[Saved data entries]
::::::

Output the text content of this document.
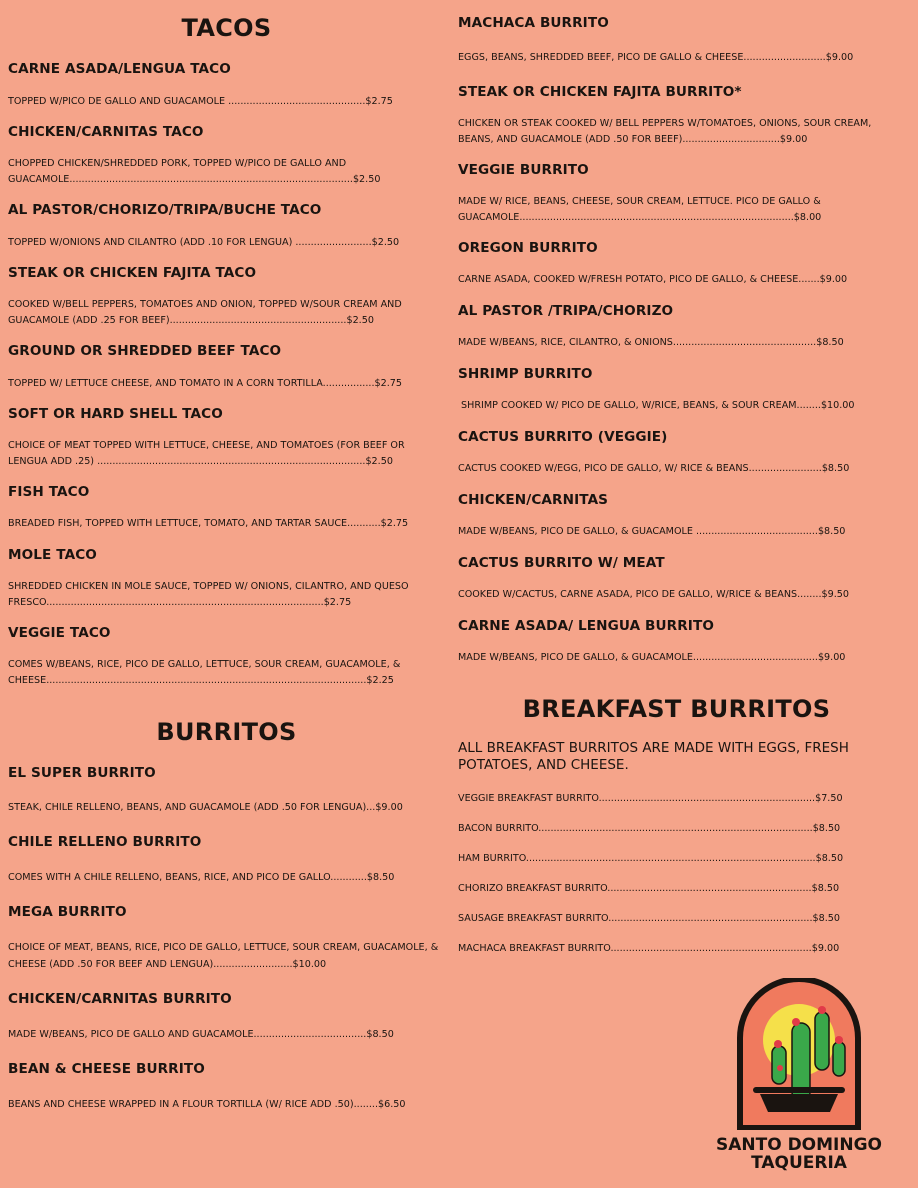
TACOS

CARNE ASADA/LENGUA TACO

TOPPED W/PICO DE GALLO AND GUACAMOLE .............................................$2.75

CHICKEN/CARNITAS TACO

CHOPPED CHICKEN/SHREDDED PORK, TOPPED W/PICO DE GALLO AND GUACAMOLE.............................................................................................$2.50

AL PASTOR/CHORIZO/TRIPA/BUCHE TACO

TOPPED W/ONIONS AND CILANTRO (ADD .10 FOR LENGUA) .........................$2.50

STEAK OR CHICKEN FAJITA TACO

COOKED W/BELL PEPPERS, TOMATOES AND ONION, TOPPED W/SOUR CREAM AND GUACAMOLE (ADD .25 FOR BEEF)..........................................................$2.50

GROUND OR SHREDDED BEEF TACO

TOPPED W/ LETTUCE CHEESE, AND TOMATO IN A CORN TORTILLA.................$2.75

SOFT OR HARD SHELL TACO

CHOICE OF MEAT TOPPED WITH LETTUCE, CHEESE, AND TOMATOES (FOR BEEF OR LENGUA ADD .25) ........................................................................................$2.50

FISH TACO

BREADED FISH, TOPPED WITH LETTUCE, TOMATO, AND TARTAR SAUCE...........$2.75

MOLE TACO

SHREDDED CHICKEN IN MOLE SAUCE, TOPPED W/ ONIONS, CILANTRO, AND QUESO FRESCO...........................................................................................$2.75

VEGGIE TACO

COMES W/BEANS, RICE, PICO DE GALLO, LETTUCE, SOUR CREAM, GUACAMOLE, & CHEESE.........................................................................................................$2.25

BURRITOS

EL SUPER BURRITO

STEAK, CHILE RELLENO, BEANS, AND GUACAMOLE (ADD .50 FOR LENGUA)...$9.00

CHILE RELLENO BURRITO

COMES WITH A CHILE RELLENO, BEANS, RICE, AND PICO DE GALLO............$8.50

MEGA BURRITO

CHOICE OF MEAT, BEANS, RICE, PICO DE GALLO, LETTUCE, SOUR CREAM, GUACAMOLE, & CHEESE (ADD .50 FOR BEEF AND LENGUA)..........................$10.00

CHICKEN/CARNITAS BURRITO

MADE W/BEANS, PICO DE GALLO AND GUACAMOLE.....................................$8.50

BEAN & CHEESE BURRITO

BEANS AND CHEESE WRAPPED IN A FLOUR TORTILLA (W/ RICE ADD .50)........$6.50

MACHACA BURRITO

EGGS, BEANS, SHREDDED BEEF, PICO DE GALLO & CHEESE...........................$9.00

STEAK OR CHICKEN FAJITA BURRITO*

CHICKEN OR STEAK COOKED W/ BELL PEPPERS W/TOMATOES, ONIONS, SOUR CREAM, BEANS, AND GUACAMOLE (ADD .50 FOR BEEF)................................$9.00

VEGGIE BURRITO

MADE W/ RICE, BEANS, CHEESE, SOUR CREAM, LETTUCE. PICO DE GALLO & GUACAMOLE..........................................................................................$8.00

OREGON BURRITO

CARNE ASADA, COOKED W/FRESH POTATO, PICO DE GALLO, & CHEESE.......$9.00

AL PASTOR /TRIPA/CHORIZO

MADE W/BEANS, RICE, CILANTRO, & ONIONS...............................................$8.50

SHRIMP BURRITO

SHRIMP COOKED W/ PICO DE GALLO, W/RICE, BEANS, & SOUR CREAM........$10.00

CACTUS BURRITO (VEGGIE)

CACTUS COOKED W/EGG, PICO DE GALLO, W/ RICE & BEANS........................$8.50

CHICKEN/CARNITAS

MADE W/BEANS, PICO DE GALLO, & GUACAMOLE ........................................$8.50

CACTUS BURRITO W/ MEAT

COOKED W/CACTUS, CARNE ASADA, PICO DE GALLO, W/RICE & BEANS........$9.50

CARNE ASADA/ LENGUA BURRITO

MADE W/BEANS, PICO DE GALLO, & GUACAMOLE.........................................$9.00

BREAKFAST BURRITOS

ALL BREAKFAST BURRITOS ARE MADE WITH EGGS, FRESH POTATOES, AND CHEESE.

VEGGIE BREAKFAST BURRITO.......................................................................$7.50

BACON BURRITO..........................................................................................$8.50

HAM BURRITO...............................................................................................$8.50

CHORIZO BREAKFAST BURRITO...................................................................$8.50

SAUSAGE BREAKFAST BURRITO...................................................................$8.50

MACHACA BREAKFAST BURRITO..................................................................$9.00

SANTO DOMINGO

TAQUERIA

::::::

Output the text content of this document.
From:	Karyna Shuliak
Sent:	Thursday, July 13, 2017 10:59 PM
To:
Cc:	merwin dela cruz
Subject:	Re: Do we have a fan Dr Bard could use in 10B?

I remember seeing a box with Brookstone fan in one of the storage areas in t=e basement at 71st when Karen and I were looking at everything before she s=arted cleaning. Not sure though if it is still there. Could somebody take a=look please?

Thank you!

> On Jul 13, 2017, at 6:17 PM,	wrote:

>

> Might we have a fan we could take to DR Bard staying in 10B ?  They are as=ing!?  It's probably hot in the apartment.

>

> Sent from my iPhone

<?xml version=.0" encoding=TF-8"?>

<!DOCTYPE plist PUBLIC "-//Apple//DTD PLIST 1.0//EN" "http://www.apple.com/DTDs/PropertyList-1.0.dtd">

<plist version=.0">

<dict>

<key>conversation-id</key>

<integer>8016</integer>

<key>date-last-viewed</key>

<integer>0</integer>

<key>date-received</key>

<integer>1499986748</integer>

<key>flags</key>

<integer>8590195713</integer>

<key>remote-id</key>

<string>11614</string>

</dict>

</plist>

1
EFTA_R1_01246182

::::::

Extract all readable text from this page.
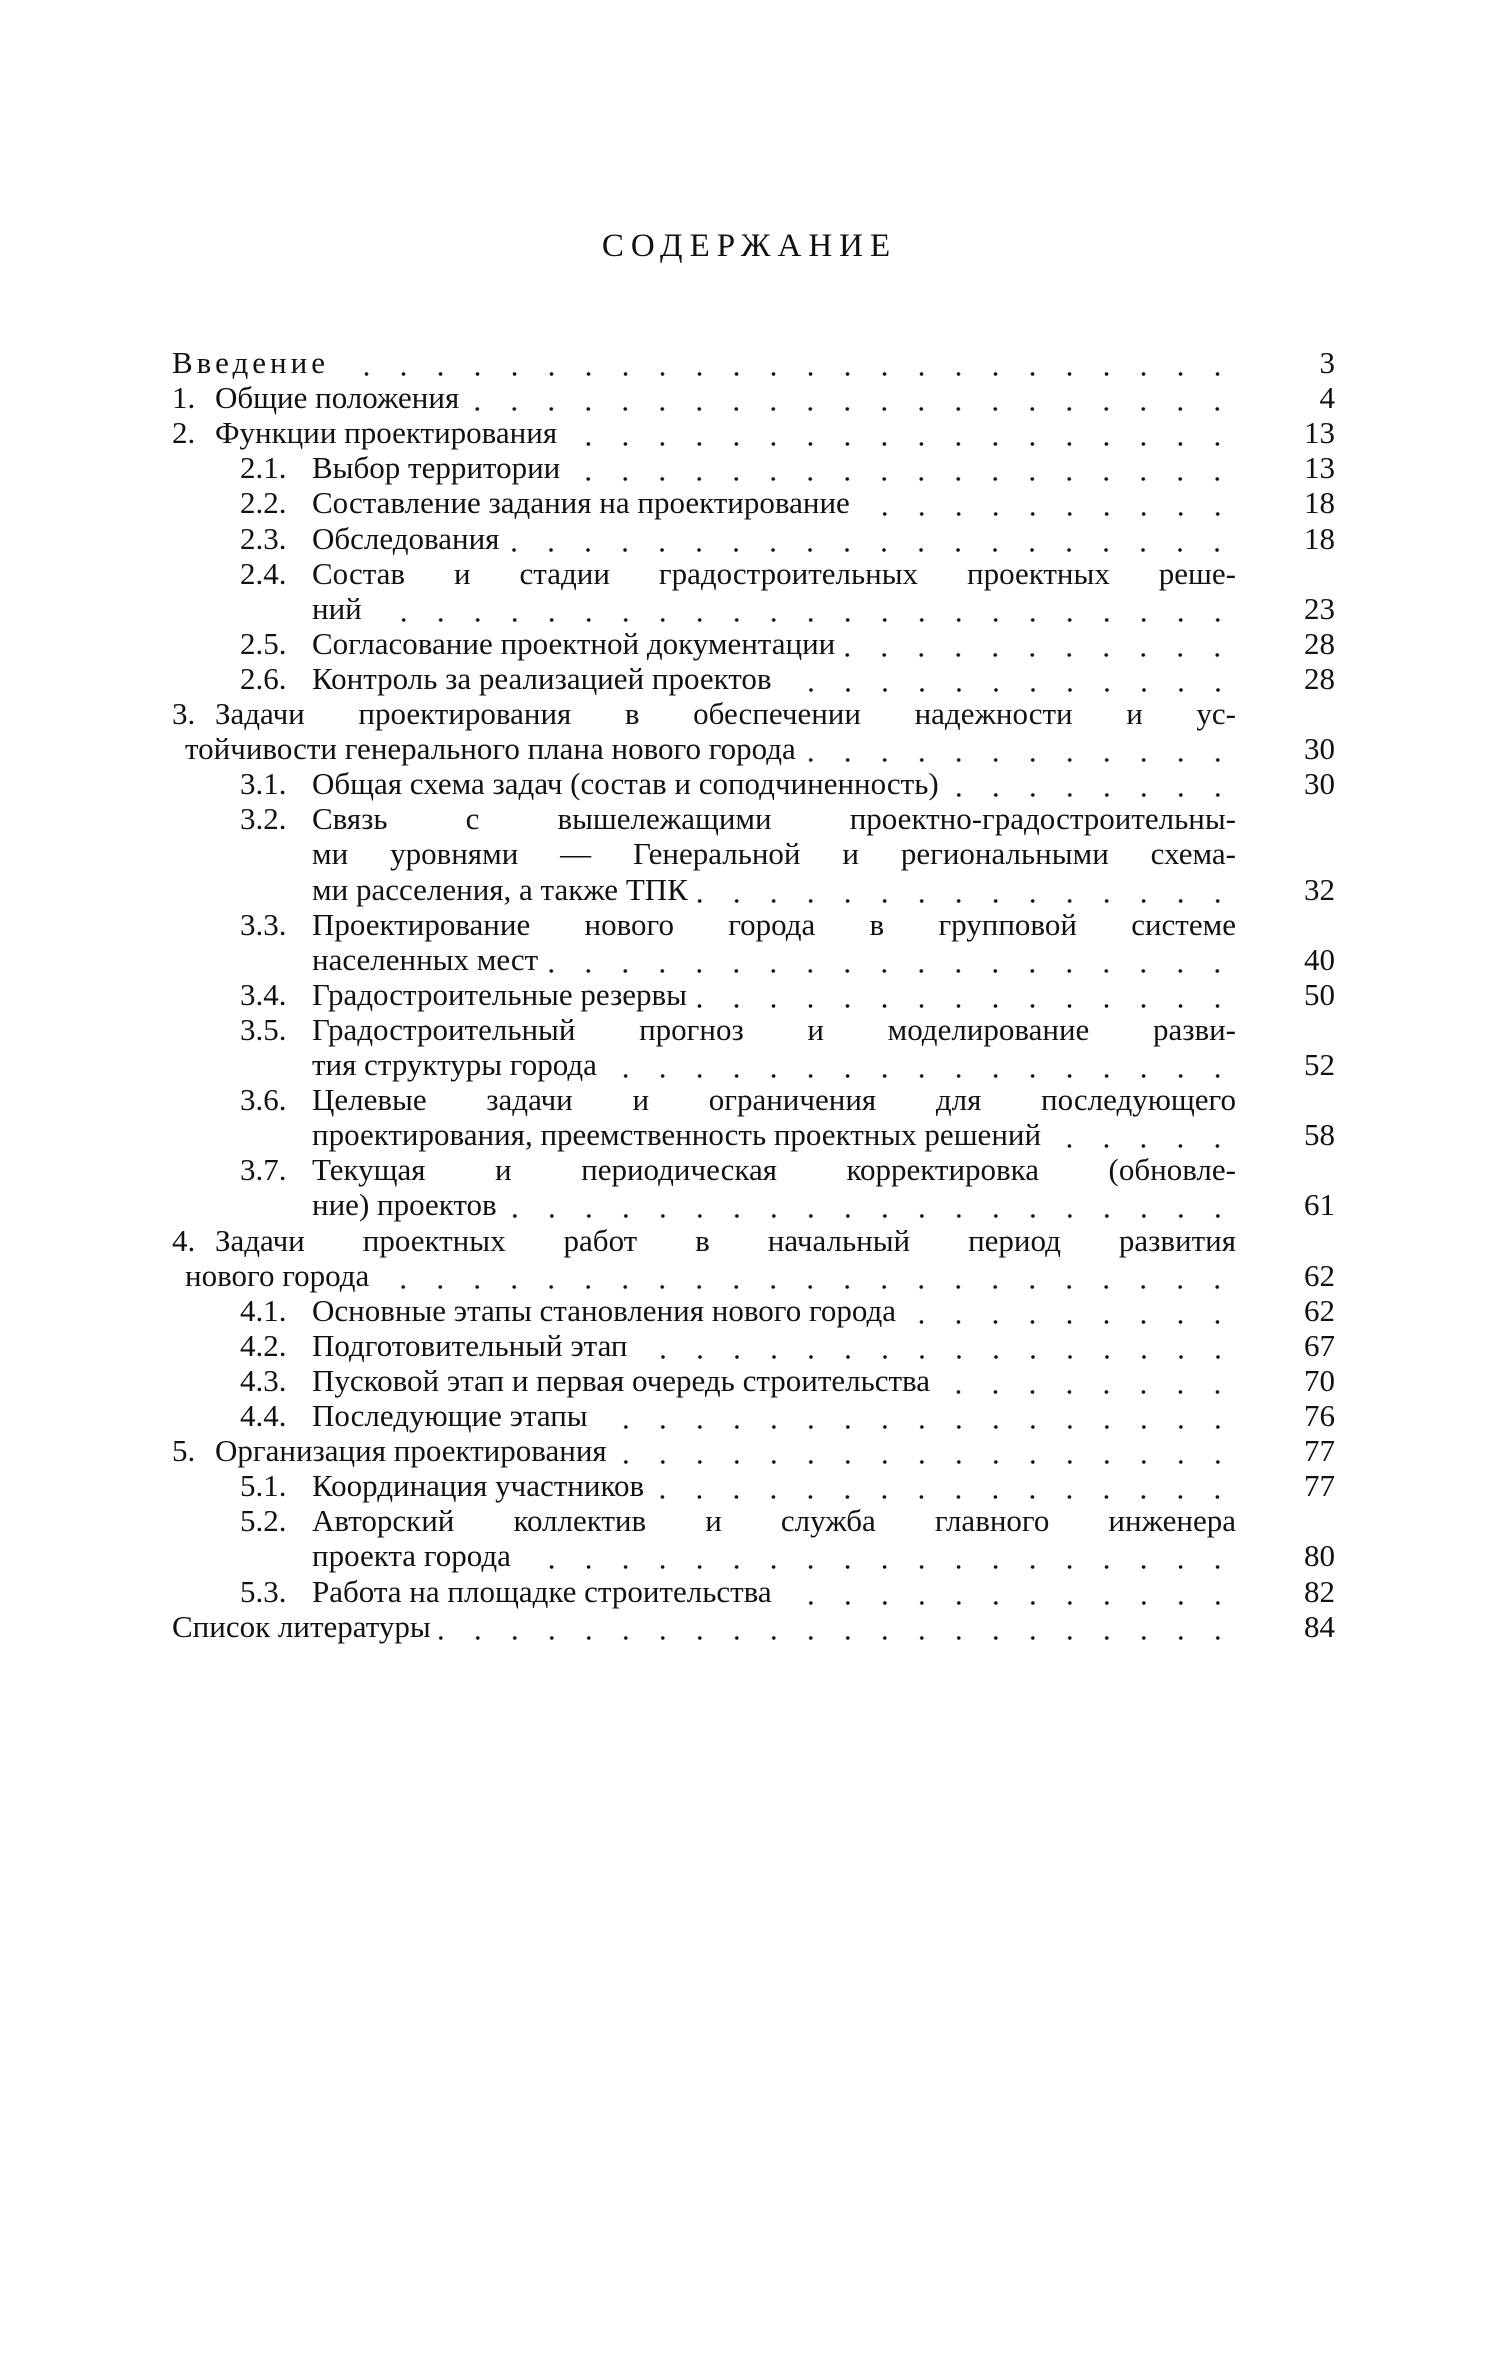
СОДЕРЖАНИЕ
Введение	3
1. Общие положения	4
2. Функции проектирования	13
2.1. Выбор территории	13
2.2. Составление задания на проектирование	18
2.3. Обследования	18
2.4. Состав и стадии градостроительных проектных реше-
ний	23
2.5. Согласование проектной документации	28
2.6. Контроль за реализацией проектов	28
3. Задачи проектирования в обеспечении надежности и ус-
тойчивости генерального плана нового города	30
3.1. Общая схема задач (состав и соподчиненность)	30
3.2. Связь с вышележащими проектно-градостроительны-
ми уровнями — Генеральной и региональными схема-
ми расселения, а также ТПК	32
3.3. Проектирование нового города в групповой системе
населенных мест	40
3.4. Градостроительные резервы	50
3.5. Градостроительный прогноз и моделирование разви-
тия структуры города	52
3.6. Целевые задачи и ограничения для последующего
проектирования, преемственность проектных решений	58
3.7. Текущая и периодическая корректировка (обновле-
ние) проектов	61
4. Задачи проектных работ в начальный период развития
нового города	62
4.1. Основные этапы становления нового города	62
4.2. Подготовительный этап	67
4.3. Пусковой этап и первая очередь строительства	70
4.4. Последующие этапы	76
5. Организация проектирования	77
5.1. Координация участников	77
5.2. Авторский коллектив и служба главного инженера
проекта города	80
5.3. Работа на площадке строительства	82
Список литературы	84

::::::

DIRECTIONS: Which lines in the listing above hold the word "RELLENO"? Show each of them.

FULL SOLUTION:
STEAK, CHILE RELLENO, BEANS, AND GUACAMOLE (ADD .50 FOR LENGUA)...$9.00
CHILE RELLENO BURRITO
COMES WITH A CHILE RELLENO, BEANS, RICE, AND PICO DE GALLO............$8.50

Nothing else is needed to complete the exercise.